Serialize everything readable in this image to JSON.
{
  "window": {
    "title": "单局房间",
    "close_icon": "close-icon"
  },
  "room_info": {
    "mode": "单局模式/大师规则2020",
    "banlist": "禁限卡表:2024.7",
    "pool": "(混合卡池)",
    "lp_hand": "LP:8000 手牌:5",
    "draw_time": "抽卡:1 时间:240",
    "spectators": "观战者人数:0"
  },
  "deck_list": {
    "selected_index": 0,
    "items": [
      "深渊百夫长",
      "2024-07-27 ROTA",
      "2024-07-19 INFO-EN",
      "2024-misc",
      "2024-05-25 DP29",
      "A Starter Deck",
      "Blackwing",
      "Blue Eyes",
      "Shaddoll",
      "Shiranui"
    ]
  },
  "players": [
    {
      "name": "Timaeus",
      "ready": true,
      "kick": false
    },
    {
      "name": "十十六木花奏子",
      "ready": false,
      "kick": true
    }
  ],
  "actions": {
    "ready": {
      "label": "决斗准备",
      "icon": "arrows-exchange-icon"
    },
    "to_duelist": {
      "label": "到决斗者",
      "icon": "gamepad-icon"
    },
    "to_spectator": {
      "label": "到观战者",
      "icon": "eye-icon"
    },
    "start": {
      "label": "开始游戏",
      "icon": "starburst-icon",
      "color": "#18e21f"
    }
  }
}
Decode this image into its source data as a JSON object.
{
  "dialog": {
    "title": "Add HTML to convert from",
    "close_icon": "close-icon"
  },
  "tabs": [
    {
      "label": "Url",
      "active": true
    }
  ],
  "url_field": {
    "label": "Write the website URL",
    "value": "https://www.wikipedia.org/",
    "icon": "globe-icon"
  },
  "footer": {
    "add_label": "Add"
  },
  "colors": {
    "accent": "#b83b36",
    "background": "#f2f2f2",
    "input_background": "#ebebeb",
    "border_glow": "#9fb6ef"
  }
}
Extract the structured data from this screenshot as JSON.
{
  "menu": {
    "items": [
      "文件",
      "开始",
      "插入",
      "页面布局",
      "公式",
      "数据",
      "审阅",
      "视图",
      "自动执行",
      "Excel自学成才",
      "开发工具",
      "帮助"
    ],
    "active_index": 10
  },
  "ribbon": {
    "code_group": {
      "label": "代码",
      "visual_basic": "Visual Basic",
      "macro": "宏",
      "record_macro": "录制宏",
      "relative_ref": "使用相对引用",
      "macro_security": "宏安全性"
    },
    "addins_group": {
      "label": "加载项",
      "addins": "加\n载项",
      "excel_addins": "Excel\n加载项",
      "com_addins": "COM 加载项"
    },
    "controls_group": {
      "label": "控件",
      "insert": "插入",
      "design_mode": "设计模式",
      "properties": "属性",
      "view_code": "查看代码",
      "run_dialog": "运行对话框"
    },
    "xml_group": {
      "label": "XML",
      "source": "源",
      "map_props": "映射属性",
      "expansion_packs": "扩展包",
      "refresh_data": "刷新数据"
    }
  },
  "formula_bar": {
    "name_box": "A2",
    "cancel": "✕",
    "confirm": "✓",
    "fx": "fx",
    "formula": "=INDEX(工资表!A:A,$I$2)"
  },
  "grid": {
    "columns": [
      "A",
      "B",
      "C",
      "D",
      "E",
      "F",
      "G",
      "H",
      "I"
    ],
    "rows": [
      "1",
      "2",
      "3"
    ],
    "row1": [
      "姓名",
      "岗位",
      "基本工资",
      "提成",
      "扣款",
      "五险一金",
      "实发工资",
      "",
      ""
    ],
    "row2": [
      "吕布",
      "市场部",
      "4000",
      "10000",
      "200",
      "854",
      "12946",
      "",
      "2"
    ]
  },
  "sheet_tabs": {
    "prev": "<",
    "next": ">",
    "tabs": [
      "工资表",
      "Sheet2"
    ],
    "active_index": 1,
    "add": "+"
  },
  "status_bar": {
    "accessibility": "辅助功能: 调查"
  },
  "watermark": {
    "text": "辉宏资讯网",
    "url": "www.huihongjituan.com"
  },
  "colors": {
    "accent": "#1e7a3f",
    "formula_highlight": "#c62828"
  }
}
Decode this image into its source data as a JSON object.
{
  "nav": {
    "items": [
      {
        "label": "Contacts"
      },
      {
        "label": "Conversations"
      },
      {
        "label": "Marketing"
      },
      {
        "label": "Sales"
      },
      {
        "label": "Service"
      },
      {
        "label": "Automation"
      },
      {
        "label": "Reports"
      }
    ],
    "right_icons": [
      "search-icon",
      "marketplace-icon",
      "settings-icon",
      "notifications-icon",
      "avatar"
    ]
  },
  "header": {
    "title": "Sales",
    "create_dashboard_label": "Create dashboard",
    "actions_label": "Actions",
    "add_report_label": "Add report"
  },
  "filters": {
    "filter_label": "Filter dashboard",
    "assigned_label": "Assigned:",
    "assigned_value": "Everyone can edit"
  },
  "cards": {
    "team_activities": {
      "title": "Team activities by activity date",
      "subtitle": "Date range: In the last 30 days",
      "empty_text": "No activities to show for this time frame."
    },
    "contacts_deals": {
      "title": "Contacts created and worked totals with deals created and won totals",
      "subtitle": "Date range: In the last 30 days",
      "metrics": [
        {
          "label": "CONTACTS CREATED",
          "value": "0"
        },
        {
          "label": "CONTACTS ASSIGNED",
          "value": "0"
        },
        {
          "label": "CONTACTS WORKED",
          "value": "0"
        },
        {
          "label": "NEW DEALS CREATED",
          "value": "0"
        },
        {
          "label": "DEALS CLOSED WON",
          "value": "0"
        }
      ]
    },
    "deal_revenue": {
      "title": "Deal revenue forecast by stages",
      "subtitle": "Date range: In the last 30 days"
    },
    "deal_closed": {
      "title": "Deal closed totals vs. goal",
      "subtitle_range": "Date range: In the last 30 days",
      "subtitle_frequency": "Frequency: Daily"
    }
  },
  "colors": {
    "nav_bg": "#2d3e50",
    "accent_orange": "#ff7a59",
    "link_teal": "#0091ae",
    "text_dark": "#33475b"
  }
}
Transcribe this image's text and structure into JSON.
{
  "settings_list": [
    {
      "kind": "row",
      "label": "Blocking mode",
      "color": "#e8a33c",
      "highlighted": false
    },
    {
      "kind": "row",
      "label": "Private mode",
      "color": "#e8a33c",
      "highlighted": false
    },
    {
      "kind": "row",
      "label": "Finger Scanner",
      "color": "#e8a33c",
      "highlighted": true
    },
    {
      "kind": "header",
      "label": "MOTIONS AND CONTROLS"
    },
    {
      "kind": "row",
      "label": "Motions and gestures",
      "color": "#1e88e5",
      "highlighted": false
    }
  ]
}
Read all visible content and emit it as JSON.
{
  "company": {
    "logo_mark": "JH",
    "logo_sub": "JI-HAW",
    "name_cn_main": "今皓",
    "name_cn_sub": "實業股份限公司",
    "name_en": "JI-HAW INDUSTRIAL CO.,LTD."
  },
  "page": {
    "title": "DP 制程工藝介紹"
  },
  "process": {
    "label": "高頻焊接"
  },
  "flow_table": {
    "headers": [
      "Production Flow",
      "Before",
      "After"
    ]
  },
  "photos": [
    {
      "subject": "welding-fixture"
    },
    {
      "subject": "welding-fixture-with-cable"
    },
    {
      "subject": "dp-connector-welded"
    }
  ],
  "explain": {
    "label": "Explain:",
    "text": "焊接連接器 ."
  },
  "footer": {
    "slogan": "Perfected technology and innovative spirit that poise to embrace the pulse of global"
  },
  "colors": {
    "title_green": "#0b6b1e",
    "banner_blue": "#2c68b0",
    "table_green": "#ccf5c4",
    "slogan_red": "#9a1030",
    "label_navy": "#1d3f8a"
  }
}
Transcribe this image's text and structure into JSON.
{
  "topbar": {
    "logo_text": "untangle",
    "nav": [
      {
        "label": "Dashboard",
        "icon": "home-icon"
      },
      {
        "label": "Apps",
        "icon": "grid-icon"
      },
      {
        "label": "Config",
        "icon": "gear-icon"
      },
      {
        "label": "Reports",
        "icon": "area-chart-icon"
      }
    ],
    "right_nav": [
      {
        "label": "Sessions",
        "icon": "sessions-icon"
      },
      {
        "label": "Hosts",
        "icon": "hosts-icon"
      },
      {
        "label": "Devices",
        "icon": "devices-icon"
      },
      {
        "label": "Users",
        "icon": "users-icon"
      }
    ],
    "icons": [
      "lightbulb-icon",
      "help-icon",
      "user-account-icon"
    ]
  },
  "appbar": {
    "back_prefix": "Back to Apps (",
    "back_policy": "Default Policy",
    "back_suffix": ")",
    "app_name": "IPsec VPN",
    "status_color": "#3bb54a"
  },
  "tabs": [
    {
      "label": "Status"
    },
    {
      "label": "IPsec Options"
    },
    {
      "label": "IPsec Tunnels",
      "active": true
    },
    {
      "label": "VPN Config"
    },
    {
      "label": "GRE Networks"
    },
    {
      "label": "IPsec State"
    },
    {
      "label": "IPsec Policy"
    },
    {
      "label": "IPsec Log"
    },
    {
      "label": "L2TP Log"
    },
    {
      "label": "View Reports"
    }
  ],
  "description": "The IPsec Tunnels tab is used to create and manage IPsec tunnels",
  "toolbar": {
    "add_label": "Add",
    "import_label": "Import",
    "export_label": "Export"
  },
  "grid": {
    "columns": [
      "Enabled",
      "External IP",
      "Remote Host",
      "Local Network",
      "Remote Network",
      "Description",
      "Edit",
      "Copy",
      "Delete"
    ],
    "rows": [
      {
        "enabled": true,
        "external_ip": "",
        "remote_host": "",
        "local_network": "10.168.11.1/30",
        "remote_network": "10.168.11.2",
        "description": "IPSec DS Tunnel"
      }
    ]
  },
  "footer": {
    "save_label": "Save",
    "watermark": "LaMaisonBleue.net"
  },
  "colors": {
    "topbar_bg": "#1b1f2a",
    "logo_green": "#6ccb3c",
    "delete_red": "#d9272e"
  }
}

----

SHORT EXERCISE:
How many of the lines above hold "fixture"? Answer with only the number.

EXERCISE SOLUTION:
2